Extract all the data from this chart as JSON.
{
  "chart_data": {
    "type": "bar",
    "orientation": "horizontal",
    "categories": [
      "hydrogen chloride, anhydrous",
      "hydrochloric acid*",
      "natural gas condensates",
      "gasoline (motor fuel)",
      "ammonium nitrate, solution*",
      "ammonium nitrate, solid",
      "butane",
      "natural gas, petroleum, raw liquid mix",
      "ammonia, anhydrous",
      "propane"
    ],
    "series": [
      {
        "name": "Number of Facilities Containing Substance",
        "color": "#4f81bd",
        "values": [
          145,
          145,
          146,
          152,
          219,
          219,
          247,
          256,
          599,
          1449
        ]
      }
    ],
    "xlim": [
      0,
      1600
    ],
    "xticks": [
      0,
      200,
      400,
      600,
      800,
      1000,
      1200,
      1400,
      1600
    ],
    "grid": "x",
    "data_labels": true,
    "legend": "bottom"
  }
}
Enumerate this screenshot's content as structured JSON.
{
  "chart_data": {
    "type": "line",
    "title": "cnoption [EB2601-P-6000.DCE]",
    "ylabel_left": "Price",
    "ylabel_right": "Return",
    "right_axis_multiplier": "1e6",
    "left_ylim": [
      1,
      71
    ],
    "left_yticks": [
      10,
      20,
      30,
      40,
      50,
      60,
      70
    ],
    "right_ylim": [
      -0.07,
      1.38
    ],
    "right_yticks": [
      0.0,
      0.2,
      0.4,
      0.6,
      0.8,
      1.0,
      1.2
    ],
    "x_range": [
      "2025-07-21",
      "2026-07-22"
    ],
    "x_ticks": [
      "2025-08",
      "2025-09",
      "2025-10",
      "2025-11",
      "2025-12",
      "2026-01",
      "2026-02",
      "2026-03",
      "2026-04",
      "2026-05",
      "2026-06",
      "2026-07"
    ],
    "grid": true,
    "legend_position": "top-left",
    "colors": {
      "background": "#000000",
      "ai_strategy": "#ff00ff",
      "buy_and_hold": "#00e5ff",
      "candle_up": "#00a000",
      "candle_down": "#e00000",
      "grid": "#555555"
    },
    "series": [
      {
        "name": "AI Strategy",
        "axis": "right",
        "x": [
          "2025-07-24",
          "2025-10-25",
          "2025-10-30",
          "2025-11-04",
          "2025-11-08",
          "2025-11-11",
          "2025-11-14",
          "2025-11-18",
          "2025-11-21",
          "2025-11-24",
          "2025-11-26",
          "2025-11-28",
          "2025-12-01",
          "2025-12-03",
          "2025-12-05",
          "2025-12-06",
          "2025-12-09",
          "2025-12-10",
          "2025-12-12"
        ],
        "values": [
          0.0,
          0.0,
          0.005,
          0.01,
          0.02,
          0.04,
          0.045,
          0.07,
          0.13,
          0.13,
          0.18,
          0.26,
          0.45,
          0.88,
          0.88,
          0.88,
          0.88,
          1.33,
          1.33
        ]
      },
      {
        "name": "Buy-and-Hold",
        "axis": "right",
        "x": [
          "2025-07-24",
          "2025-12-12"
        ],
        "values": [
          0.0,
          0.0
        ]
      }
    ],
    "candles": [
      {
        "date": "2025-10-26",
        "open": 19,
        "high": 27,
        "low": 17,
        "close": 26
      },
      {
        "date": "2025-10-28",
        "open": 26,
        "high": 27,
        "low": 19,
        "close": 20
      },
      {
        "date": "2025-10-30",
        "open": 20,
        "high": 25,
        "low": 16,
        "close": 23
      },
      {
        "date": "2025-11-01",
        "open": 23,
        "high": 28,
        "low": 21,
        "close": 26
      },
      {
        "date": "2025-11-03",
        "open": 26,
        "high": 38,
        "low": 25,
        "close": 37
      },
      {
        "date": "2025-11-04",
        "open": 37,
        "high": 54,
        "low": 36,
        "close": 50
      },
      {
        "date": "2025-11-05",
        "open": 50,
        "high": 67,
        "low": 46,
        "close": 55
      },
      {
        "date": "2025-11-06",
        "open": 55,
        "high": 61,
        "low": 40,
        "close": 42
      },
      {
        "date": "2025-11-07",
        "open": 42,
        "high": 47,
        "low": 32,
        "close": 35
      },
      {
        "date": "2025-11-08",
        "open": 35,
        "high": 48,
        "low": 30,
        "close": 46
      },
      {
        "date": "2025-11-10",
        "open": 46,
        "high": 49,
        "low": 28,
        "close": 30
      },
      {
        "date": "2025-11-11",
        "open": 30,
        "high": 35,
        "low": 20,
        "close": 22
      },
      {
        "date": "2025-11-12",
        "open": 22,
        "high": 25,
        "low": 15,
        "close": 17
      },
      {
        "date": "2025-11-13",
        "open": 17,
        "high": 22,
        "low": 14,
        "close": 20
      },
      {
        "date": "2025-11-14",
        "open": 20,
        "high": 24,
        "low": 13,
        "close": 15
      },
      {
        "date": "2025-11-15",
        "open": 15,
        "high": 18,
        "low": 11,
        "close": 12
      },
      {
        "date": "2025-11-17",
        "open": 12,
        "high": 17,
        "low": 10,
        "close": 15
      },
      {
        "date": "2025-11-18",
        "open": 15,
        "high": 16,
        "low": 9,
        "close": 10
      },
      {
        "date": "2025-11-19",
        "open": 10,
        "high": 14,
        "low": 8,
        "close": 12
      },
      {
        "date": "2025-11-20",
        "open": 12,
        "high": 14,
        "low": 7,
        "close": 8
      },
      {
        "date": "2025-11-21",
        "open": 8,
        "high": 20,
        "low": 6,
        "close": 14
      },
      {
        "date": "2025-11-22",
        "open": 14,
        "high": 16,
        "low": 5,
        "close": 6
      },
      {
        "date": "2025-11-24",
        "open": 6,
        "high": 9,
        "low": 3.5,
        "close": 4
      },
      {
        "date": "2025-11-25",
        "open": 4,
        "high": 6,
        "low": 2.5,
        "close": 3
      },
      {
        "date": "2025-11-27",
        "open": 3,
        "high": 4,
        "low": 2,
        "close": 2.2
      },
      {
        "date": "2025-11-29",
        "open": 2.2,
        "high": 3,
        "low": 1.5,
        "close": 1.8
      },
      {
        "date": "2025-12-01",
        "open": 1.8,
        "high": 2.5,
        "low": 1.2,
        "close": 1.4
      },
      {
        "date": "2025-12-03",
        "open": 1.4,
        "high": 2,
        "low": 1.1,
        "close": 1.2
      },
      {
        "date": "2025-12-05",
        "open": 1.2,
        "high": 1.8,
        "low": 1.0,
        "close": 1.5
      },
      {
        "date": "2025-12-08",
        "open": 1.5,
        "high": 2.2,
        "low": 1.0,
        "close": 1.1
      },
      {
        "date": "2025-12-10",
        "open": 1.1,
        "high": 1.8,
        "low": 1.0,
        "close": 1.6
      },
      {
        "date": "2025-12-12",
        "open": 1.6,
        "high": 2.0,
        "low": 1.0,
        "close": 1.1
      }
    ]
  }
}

__Goal__.
Reproduce the full set of records precisely.

__Solution__.
Extract all the data from this chart as JSON.
{
  "chart_data": {
    "type": "bar",
    "orientation": "horizontal",
    "categories": [
      "hydrogen chloride, anhydrous",
      "hydrochloric acid*",
      "natural gas condensates",
      "gasoline (motor fuel)",
      "ammonium nitrate, solution*",
      "ammonium nitrate, solid",
      "butane",
      "natural gas, petroleum, raw liquid mix",
      "ammonia, anhydrous",
      "propane"
    ],
    "series": [
      {
        "name": "Number of Facilities Containing Substance",
        "color": "#4f81bd",
        "values": [
          145,
          145,
          146,
          152,
          219,
          219,
          247,
          256,
          599,
          1449
        ]
      }
    ],
    "xlim": [
      0,
      1600
    ],
    "xticks": [
      0,
      200,
      400,
      600,
      800,
      1000,
      1200,
      1400,
      1600
    ],
    "grid": "x",
    "data_labels": true,
    "legend": "bottom"
  }
}
Enumerate this screenshot's content as structured JSON.
{
  "chart_data": {
    "type": "line",
    "title": "cnoption [EB2601-P-6000.DCE]",
    "ylabel_left": "Price",
    "ylabel_right": "Return",
    "right_axis_multiplier": "1e6",
    "left_ylim": [
      1,
      71
    ],
    "left_yticks": [
      10,
      20,
      30,
      40,
      50,
      60,
      70
    ],
    "right_ylim": [
      -0.07,
      1.38
    ],
    "right_yticks": [
      0.0,
      0.2,
      0.4,
      0.6,
      0.8,
      1.0,
      1.2
    ],
    "x_range": [
      "2025-07-21",
      "2026-07-22"
    ],
    "x_ticks": [
      "2025-08",
      "2025-09",
      "2025-10",
      "2025-11",
      "2025-12",
      "2026-01",
      "2026-02",
      "2026-03",
      "2026-04",
      "2026-05",
      "2026-06",
      "2026-07"
    ],
    "grid": true,
    "legend_position": "top-left",
    "colors": {
      "background": "#000000",
      "ai_strategy": "#ff00ff",
      "buy_and_hold": "#00e5ff",
      "candle_up": "#00a000",
      "candle_down": "#e00000",
      "grid": "#555555"
    },
    "series": [
      {
        "name": "AI Strategy",
        "axis": "right",
        "x": [
          "2025-07-24",
          "2025-10-25",
          "2025-10-30",
          "2025-11-04",
          "2025-11-08",
          "2025-11-11",
          "2025-11-14",
          "2025-11-18",
          "2025-11-21",
          "2025-11-24",
          "2025-11-26",
          "2025-11-28",
          "2025-12-01",
          "2025-12-03",
          "2025-12-05",
          "2025-12-06",
          "2025-12-09",
          "2025-12-10",
          "2025-12-12"
        ],
        "values": [
          0.0,
          0.0,
          0.005,
          0.01,
          0.02,
          0.04,
          0.045,
          0.07,
          0.13,
          0.13,
          0.18,
          0.26,
          0.45,
          0.88,
          0.88,
          0.88,
          0.88,
          1.33,
          1.33
        ]
      },
      {
        "name": "Buy-and-Hold",
        "axis": "right",
        "x": [
          "2025-07-24",
          "2025-12-12"
        ],
        "values": [
          0.0,
          0.0
        ]
      }
    ],
    "candles": [
      {
        "date": "2025-10-26",
        "open": 19,
        "high": 27,
        "low": 17,
        "close": 26
      },
      {
        "date": "2025-10-28",
        "open": 26,
        "high": 27,
        "low": 19,
        "close": 20
      },
      {
        "date": "2025-10-30",
        "open": 20,
        "high": 25,
        "low": 16,
        "close": 23
      },
      {
        "date": "2025-11-01",
        "open": 23,
        "high": 28,
        "low": 21,
        "close": 26
      },
      {
        "date": "2025-11-03",
        "open": 26,
        "high": 38,
        "low": 25,
        "close": 37
      },
      {
        "date": "2025-11-04",
        "open": 37,
        "high": 54,
        "low": 36,
        "close": 50
      },
      {
        "date": "2025-11-05",
        "open": 50,
        "high": 67,
        "low": 46,
        "close": 55
      },
      {
        "date": "2025-11-06",
        "open": 55,
        "high": 61,
        "low": 40,
        "close": 42
      },
      {
        "date": "2025-11-07",
        "open": 42,
        "high": 47,
        "low": 32,
        "close": 35
      },
      {
        "date": "2025-11-08",
        "open": 35,
        "high": 48,
        "low": 30,
        "close": 46
      },
      {
        "date": "2025-11-10",
        "open": 46,
        "high": 49,
        "low": 28,
        "close": 30
      },
      {
        "date": "2025-11-11",
        "open": 30,
        "high": 35,
        "low": 20,
        "close": 22
      },
      {
        "date": "2025-11-12",
        "open": 22,
        "high": 25,
        "low": 15,
        "close": 17
      },
      {
        "date": "2025-11-13",
        "open": 17,
        "high": 22,
        "low": 14,
        "close": 20
      },
      {
        "date": "2025-11-14",
        "open": 20,
        "high": 24,
        "low": 13,
        "close": 15
      },
      {
        "date": "2025-11-15",
        "open": 15,
        "high": 18,
        "low": 11,
        "close": 12
      },
      {
        "date": "2025-11-17",
        "open": 12,
        "high": 17,
        "low": 10,
        "close": 15
      },
      {
        "date": "2025-11-18",
        "open": 15,
        "high": 16,
        "low": 9,
        "close": 10
      },
      {
        "date": "2025-11-19",
        "open": 10,
        "high": 14,
        "low": 8,
        "close": 12
      },
      {
        "date": "2025-11-20",
        "open": 12,
        "high": 14,
        "low": 7,
        "close": 8
      },
      {
        "date": "2025-11-21",
        "open": 8,
        "high": 20,
        "low": 6,
        "close": 14
      },
      {
        "date": "2025-11-22",
        "open": 14,
        "high": 16,
        "low": 5,
        "close": 6
      },
      {
        "date": "2025-11-24",
        "open": 6,
        "high": 9,
        "low": 3.5,
        "close": 4
      },
      {
        "date": "2025-11-25",
        "open": 4,
        "high": 6,
        "low": 2.5,
        "close": 3
      },
      {
        "date": "2025-11-27",
        "open": 3,
        "high": 4,
        "low": 2,
        "close": 2.2
      },
      {
        "date": "2025-11-29",
        "open": 2.2,
        "high": 3,
        "low": 1.5,
        "close": 1.8
      },
      {
        "date": "2025-12-01",
        "open": 1.8,
        "high": 2.5,
        "low": 1.2,
        "close": 1.4
      },
      {
        "date": "2025-12-03",
        "open": 1.4,
        "high": 2,
        "low": 1.1,
        "close": 1.2
      },
      {
        "date": "2025-12-05",
        "open": 1.2,
        "high": 1.8,
        "low": 1.0,
        "close": 1.5
      },
      {
        "date": "2025-12-08",
        "open": 1.5,
        "high": 2.2,
        "low": 1.0,
        "close": 1.1
      },
      {
        "date": "2025-12-10",
        "open": 1.1,
        "high": 1.8,
        "low": 1.0,
        "close": 1.6
      },
      {
        "date": "2025-12-12",
        "open": 1.6,
        "high": 2.0,
        "low": 1.0,
        "close": 1.1
      }
    ]
  }
}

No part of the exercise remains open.